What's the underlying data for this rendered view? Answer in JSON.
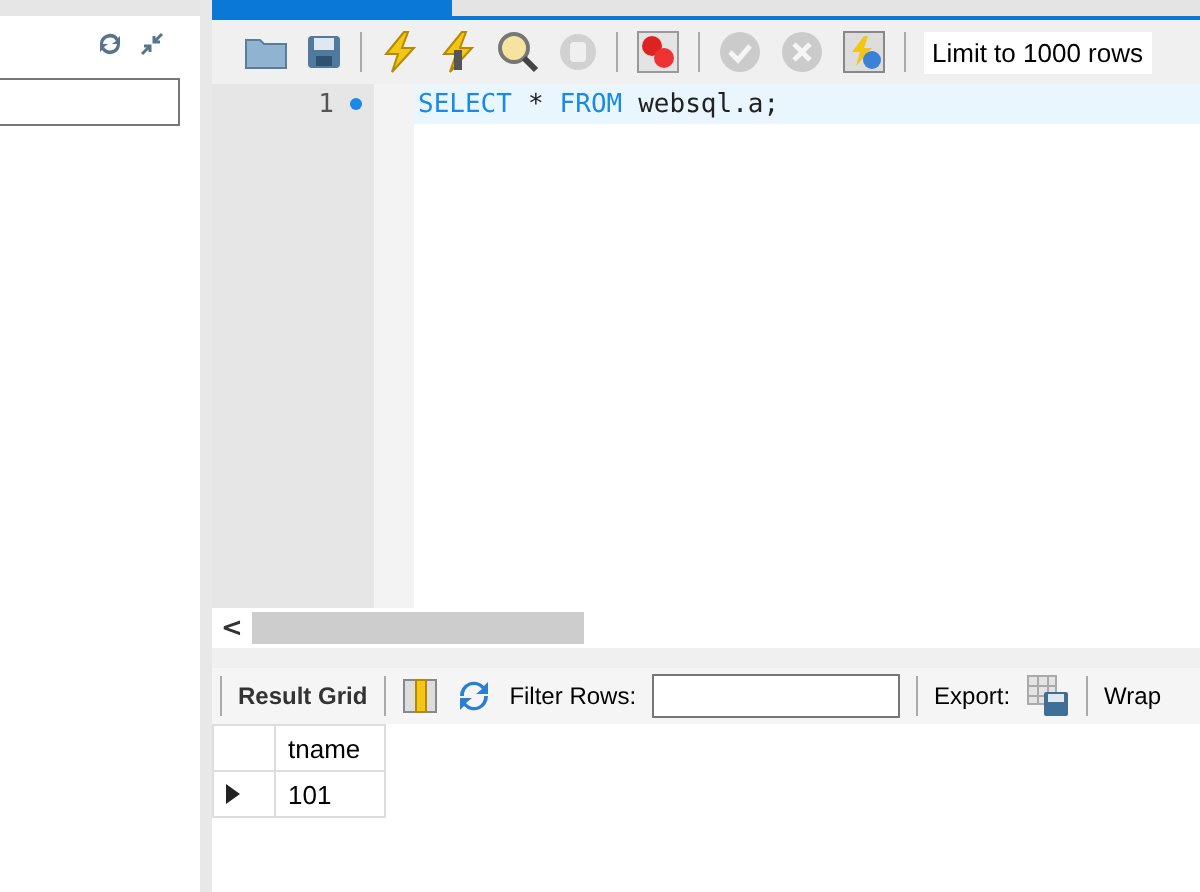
{
  "toolbar": {
    "buttons": [
      {
        "kind": "folder",
        "disabled": false
      },
      {
        "kind": "save",
        "disabled": false
      },
      {
        "kind": "separator"
      },
      {
        "kind": "bolt",
        "disabled": false
      },
      {
        "kind": "bolt-cursor",
        "disabled": false
      },
      {
        "kind": "magnifier",
        "disabled": false
      },
      {
        "kind": "stop",
        "disabled": true
      },
      {
        "kind": "separator"
      },
      {
        "kind": "error-toggle",
        "disabled": false
      },
      {
        "kind": "separator"
      },
      {
        "kind": "commit",
        "disabled": true
      },
      {
        "kind": "rollback",
        "disabled": true
      },
      {
        "kind": "autocommit",
        "disabled": false
      },
      {
        "kind": "separator"
      }
    ],
    "limit": "Limit to 1000 rows"
  },
  "editor": {
    "scroll_left": "<",
    "lines": [
      {
        "number": "1",
        "marker": true,
        "current": true,
        "tokens": [
          {
            "text": "SELECT",
            "kind": "keyword"
          },
          {
            "text": "*",
            "kind": "plain"
          },
          {
            "text": "FROM",
            "kind": "keyword"
          },
          {
            "text": "websql.a;",
            "kind": "plain"
          }
        ]
      }
    ]
  },
  "result_toolbar": {
    "result_grid": "Result Grid",
    "filter_label": "Filter Rows:",
    "export_label": "Export:",
    "wrap_label": "Wrap"
  },
  "grid": {
    "columns": [
      "tname"
    ],
    "rows": [
      {
        "cells": [
          "101"
        ],
        "selected": true
      }
    ]
  }
}
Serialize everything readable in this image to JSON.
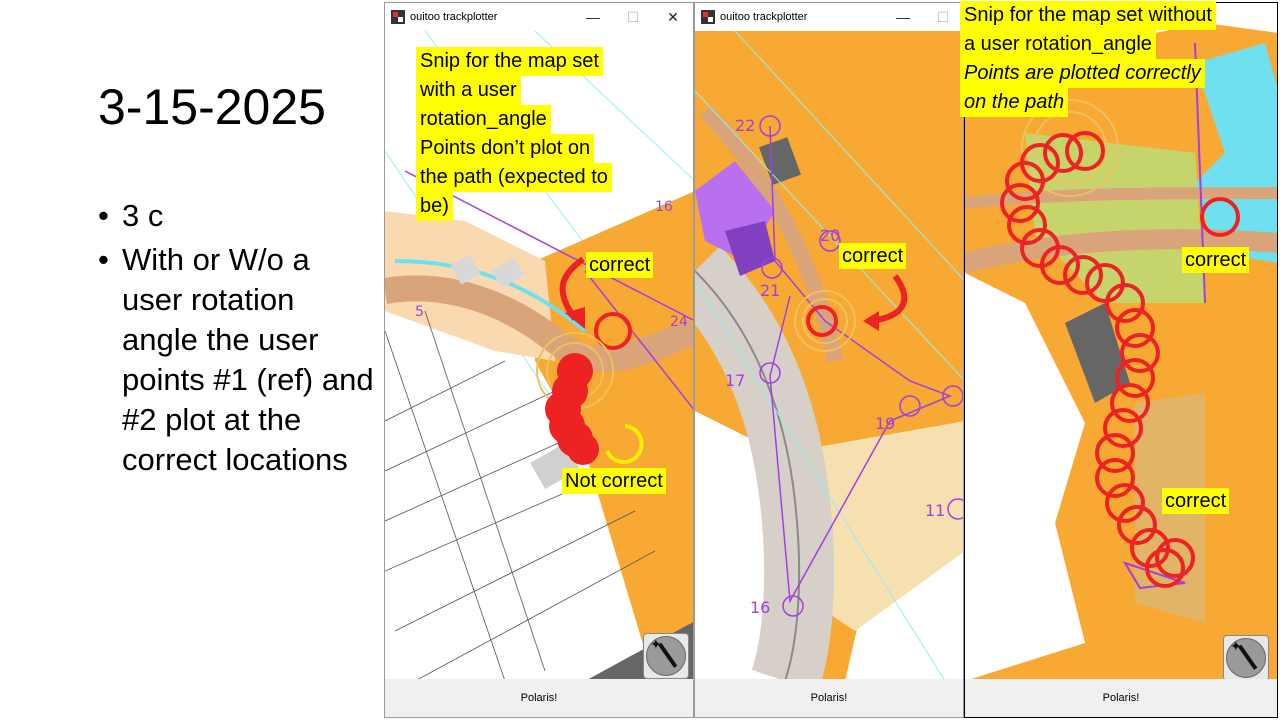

* **Task brief**
Make an exact copy of all the material, but keep the pictures out of it.

* **Answer to this exercise**
What's the underlying data for this rendered view? Answer in JSON.
{
  "toolbar": {
    "buttons": [
      {
        "kind": "folder",
        "disabled": false
      },
      {
        "kind": "save",
        "disabled": false
      },
      {
        "kind": "separator"
      },
      {
        "kind": "bolt",
        "disabled": false
      },
      {
        "kind": "bolt-cursor",
        "disabled": false
      },
      {
        "kind": "magnifier",
        "disabled": false
      },
      {
        "kind": "stop",
        "disabled": true
      },
      {
        "kind": "separator"
      },
      {
        "kind": "error-toggle",
        "disabled": false
      },
      {
        "kind": "separator"
      },
      {
        "kind": "commit",
        "disabled": true
      },
      {
        "kind": "rollback",
        "disabled": true
      },
      {
        "kind": "autocommit",
        "disabled": false
      },
      {
        "kind": "separator"
      }
    ],
    "limit": "Limit to 1000 rows"
  },
  "editor": {
    "scroll_left": "<",
    "lines": [
      {
        "number": "1",
        "marker": true,
        "current": true,
        "tokens": [
          {
            "text": "SELECT",
            "kind": "keyword"
          },
          {
            "text": "*",
            "kind": "plain"
          },
          {
            "text": "FROM",
            "kind": "keyword"
          },
          {
            "text": "websql.a;",
            "kind": "plain"
          }
        ]
      }
    ]
  },
  "result_toolbar": {
    "result_grid": "Result Grid",
    "filter_label": "Filter Rows:",
    "export_label": "Export:",
    "wrap_label": "Wrap"
  },
  "grid": {
    "columns": [
      "tname"
    ],
    "rows": [
      {
        "cells": [
          "101"
        ],
        "selected": true
      }
    ]
  }
}
Serialize everything readable in this image to JSON.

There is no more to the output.